WHAT THE EXERCISE ASKS »
Show all lines from the data that include the word "Producer".

(Dataset rows about figures)

>> start

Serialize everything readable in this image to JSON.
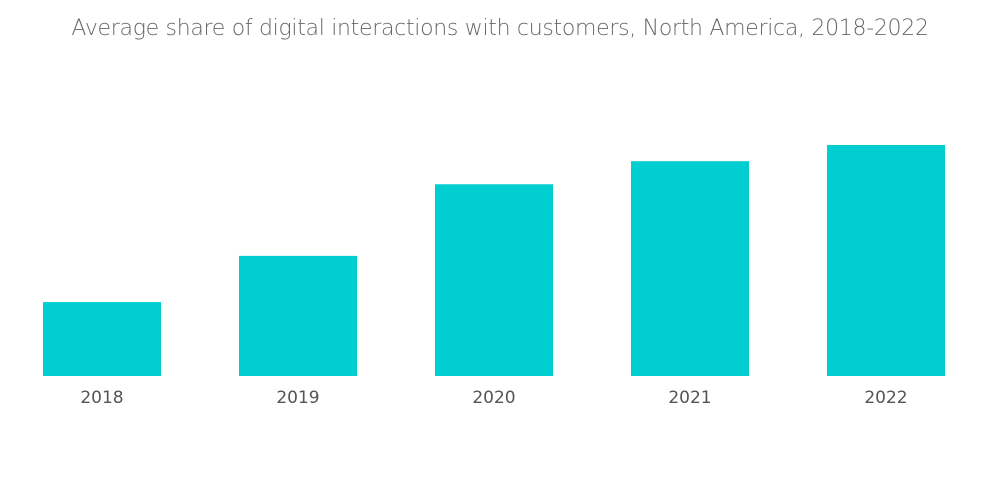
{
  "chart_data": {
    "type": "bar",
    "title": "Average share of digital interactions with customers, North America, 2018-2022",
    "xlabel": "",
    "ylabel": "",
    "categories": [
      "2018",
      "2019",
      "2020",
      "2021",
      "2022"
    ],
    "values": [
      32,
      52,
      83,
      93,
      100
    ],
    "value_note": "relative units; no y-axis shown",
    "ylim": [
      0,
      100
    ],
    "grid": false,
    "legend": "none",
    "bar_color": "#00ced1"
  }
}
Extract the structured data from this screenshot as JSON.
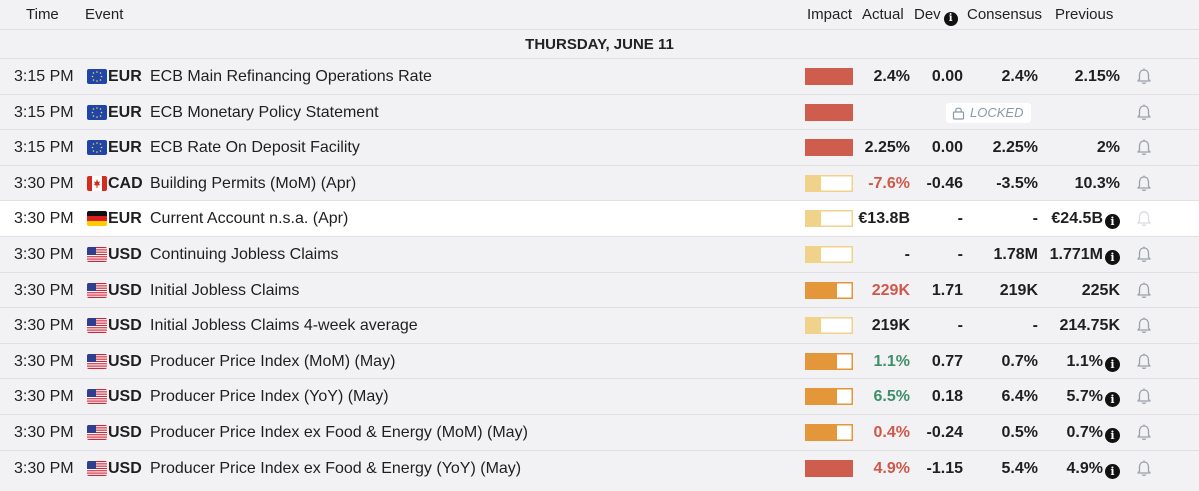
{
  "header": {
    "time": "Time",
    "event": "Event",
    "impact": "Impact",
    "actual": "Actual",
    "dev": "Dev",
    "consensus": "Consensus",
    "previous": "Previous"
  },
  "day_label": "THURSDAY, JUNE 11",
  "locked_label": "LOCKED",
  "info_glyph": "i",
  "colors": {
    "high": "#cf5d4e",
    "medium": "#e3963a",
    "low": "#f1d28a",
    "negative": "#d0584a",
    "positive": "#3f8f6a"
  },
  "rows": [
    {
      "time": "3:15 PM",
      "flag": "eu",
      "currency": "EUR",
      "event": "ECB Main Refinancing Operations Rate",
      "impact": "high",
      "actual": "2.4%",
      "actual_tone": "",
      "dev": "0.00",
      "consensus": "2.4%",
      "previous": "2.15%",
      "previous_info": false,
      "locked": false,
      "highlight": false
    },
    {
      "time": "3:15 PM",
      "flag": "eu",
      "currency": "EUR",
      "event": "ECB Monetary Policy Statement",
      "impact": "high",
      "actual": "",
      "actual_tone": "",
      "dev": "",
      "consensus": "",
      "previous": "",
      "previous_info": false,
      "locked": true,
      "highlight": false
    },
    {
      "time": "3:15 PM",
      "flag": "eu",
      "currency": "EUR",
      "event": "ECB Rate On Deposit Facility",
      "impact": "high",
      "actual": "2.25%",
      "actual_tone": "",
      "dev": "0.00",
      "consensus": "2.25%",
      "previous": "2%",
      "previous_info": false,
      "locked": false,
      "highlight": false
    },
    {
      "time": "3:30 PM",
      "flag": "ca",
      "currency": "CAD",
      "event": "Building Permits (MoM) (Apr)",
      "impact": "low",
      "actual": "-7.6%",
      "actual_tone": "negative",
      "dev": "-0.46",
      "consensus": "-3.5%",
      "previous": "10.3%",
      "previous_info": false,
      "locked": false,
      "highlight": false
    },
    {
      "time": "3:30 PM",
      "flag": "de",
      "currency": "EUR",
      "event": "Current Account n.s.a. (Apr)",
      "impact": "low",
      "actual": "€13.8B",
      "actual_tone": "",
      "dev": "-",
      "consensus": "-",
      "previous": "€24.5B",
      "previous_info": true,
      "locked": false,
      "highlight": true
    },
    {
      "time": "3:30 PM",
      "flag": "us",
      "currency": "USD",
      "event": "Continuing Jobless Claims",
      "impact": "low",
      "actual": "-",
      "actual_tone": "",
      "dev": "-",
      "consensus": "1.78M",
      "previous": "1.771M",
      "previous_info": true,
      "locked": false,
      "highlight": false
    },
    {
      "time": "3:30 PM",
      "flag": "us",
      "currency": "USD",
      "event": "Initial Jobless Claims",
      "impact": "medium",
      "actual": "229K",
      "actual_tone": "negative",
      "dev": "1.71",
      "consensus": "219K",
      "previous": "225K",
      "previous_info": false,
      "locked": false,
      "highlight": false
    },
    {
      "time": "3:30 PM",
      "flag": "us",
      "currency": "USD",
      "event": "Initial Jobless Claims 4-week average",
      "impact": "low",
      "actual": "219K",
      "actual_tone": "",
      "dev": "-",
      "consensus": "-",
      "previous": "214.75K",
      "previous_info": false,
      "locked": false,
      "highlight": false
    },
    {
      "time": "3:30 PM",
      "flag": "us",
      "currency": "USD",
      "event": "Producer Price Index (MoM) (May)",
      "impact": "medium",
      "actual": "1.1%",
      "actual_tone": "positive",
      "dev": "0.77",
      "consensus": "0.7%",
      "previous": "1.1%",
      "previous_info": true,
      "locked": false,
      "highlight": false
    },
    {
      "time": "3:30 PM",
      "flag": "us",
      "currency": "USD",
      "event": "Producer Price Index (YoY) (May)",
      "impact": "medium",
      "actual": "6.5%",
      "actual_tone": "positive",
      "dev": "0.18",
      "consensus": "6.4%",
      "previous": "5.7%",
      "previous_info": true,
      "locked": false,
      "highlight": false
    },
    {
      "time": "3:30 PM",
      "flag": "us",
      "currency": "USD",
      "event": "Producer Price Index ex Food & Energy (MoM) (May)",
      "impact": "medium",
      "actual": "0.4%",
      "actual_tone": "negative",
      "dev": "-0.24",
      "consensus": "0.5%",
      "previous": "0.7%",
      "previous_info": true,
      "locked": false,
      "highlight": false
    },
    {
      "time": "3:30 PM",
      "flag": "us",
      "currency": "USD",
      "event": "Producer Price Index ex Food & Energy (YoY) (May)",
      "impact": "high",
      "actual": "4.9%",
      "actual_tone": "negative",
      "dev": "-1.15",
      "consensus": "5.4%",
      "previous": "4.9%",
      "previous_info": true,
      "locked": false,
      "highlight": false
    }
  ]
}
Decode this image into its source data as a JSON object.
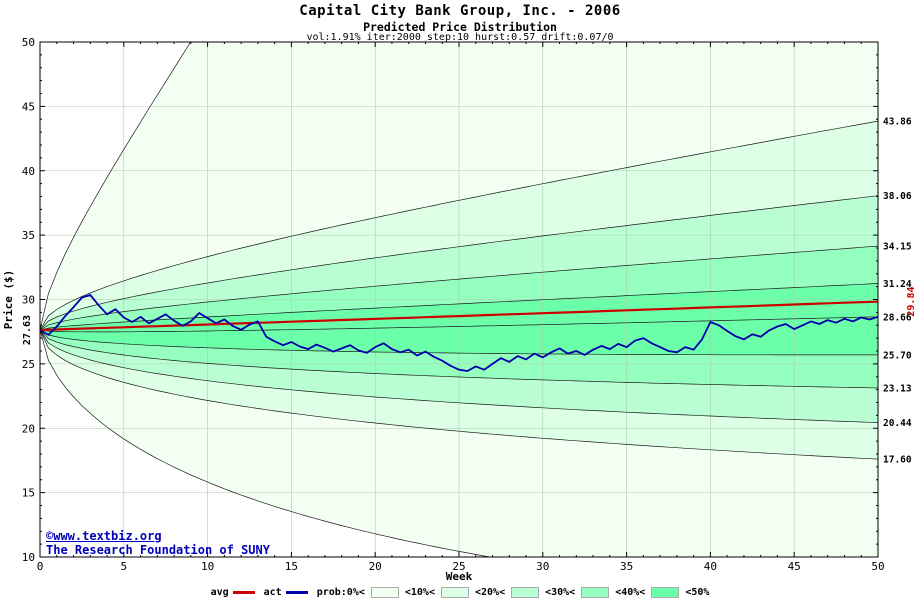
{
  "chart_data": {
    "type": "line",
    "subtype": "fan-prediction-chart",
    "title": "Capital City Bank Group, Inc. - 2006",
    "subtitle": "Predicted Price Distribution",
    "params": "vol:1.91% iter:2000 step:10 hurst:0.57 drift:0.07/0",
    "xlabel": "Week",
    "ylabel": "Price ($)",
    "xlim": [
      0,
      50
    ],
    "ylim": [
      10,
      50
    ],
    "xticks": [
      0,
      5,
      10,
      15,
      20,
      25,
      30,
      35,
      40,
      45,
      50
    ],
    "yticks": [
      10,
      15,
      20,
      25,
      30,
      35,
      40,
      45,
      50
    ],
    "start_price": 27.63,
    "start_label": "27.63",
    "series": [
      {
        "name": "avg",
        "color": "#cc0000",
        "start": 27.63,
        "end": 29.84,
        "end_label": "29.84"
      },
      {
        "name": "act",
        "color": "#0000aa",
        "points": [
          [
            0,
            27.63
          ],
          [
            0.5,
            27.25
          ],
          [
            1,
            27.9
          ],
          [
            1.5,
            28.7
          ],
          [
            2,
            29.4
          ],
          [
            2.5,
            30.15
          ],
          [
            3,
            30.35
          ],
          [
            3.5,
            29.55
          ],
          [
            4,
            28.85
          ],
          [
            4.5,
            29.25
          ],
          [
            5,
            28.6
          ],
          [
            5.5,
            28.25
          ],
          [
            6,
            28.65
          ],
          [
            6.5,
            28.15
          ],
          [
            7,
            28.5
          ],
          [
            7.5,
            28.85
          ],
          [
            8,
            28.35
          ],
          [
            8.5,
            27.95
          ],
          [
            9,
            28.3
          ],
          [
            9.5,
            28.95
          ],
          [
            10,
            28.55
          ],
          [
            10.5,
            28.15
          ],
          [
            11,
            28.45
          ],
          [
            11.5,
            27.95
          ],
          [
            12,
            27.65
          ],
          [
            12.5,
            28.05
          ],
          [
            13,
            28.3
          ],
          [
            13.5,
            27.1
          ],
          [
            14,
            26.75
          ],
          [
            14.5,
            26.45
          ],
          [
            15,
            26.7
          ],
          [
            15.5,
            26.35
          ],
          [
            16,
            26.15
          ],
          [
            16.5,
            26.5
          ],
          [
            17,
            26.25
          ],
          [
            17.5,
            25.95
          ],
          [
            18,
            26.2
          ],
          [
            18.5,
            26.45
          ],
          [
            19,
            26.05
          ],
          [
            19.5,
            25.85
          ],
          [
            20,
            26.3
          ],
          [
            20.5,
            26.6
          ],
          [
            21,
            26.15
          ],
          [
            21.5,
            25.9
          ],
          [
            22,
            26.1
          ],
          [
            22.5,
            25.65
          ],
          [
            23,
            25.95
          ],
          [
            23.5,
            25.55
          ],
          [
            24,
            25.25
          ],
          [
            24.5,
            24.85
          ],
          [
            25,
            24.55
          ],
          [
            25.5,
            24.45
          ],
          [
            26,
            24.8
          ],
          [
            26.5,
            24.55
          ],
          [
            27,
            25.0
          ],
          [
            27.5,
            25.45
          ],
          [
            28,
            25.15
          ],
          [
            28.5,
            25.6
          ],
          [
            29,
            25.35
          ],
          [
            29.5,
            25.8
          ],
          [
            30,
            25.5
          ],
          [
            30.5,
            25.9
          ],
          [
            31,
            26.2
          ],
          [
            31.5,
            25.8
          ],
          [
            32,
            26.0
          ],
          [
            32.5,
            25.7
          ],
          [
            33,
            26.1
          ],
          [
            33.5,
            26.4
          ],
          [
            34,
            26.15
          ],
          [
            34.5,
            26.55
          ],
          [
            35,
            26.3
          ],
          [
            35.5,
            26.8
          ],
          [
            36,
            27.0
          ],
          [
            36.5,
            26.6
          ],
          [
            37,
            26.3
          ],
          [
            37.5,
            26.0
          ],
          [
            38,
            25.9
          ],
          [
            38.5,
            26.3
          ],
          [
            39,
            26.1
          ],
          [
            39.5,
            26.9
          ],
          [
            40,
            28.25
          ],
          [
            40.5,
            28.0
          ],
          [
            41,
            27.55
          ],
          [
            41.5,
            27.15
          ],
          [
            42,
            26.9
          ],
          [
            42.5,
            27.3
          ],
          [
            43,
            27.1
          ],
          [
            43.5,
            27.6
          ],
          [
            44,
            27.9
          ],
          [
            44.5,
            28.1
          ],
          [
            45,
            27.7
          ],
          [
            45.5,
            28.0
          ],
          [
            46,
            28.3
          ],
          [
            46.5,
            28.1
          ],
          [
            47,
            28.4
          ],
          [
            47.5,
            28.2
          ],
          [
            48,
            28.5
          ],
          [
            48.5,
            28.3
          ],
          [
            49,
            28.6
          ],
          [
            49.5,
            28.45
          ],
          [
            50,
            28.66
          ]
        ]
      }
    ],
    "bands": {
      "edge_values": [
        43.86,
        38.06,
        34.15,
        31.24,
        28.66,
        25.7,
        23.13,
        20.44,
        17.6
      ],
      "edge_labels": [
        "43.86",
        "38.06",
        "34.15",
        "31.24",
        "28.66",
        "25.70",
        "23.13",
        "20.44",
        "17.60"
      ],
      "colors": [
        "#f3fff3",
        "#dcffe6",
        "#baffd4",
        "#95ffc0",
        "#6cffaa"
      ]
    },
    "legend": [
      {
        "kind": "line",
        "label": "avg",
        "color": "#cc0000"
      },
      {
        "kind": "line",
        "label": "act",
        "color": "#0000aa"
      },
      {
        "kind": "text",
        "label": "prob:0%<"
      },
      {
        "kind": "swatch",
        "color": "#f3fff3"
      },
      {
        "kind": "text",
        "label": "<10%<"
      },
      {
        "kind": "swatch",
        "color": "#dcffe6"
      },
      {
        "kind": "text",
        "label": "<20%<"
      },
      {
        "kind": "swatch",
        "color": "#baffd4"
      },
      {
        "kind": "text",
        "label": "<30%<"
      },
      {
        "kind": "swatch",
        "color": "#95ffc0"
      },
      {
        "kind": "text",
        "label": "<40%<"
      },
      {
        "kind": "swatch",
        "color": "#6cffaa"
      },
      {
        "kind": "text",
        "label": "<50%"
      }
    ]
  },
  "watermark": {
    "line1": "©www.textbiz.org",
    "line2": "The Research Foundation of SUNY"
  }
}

>> end

RESULT »
      "event": "Producer Price Index (MoM) (May)",
      "event": "Producer Price Index (YoY) (May)",
      "event": "Producer Price Index ex Food & Energy (MoM) (May)",
      "event": "Producer Price Index ex Food & Energy (YoY) (May)",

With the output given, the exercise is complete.